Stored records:
** start **

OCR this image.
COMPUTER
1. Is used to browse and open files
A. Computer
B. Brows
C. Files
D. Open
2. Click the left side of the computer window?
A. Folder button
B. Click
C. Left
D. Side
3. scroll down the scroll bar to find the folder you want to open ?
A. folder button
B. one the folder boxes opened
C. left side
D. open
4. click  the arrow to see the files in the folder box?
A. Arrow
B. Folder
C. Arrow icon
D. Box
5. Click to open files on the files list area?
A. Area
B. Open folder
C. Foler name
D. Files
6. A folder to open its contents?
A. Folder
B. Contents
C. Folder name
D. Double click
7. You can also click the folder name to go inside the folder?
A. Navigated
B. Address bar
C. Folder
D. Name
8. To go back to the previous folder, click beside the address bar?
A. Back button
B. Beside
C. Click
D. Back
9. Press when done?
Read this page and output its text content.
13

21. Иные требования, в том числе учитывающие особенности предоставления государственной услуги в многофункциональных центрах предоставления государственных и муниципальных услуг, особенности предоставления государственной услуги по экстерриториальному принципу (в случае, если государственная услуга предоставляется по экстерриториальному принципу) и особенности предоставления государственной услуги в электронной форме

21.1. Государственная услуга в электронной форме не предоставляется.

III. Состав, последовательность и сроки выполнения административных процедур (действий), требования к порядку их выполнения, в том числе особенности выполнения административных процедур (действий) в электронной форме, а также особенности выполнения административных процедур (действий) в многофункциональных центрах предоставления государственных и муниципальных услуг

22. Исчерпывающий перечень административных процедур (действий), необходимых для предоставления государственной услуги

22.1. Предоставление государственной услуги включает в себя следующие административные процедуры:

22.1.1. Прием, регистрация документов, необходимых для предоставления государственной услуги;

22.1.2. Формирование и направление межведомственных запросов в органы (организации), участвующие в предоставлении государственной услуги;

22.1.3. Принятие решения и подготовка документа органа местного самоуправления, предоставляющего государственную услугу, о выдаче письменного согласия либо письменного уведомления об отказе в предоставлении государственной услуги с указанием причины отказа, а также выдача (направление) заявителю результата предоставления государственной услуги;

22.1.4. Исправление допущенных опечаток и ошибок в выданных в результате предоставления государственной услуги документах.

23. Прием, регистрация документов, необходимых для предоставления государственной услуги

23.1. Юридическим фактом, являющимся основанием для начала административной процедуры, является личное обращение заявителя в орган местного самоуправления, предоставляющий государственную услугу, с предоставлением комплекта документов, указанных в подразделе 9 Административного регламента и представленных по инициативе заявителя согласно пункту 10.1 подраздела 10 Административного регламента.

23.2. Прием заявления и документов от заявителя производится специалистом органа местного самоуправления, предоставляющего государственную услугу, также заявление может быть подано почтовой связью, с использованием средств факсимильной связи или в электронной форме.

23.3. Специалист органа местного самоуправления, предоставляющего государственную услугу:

** end **

* _WHAT THE TASK ASKS_
Recite the full listing above exactly.

* _CORRECT RESPONSE_
OCR this image.
COMPUTER
1. Is used to browse and open files
A. Computer
B. Brows
C. Files
D. Open
2. Click the left side of the computer window?
A. Folder button
B. Click
C. Left
D. Side
3. scroll down the scroll bar to find the folder you want to open ?
A. folder button
B. one the folder boxes opened
C. left side
D. open
4. click  the arrow to see the files in the folder box?
A. Arrow
B. Folder
C. Arrow icon
D. Box
5. Click to open files on the files list area?
A. Area
B. Open folder
C. Foler name
D. Files
6. A folder to open its contents?
A. Folder
B. Contents
C. Folder name
D. Double click
7. You can also click the folder name to go inside the folder?
A. Navigated
B. Address bar
C. Folder
D. Name
8. To go back to the previous folder, click beside the address bar?
A. Back button
B. Beside
C. Click
D. Back
9. Press when done?
Read this page and output its text content.
13

21. Иные требования, в том числе учитывающие особенности предоставления государственной услуги в многофункциональных центрах предоставления государственных и муниципальных услуг, особенности предоставления государственной услуги по экстерриториальному принципу (в случае, если государственная услуга предоставляется по экстерриториальному принципу) и особенности предоставления государственной услуги в электронной форме

21.1. Государственная услуга в электронной форме не предоставляется.

III. Состав, последовательность и сроки выполнения административных процедур (действий), требования к порядку их выполнения, в том числе особенности выполнения административных процедур (действий) в электронной форме, а также особенности выполнения административных процедур (действий) в многофункциональных центрах предоставления государственных и муниципальных услуг

22. Исчерпывающий перечень административных процедур (действий), необходимых для предоставления государственной услуги

22.1. Предоставление государственной услуги включает в себя следующие административные процедуры:

22.1.1. Прием, регистрация документов, необходимых для предоставления государственной услуги;

22.1.2. Формирование и направление межведомственных запросов в органы (организации), участвующие в предоставлении государственной услуги;

22.1.3. Принятие решения и подготовка документа органа местного самоуправления, предоставляющего государственную услугу, о выдаче письменного согласия либо письменного уведомления об отказе в предоставлении государственной услуги с указанием причины отказа, а также выдача (направление) заявителю результата предоставления государственной услуги;

22.1.4. Исправление допущенных опечаток и ошибок в выданных в результате предоставления государственной услуги документах.

23. Прием, регистрация документов, необходимых для предоставления государственной услуги

23.1. Юридическим фактом, являющимся основанием для начала административной процедуры, является личное обращение заявителя в орган местного самоуправления, предоставляющий государственную услугу, с предоставлением комплекта документов, указанных в подразделе 9 Административного регламента и представленных по инициативе заявителя согласно пункту 10.1 подраздела 10 Административного регламента.

23.2. Прием заявления и документов от заявителя производится специалистом органа местного самоуправления, предоставляющего государственную услугу, также заявление может быть подано почтовой связью, с использованием средств факсимильной связи или в электронной форме.

23.3. Специалист органа местного самоуправления, предоставляющего государственную услугу:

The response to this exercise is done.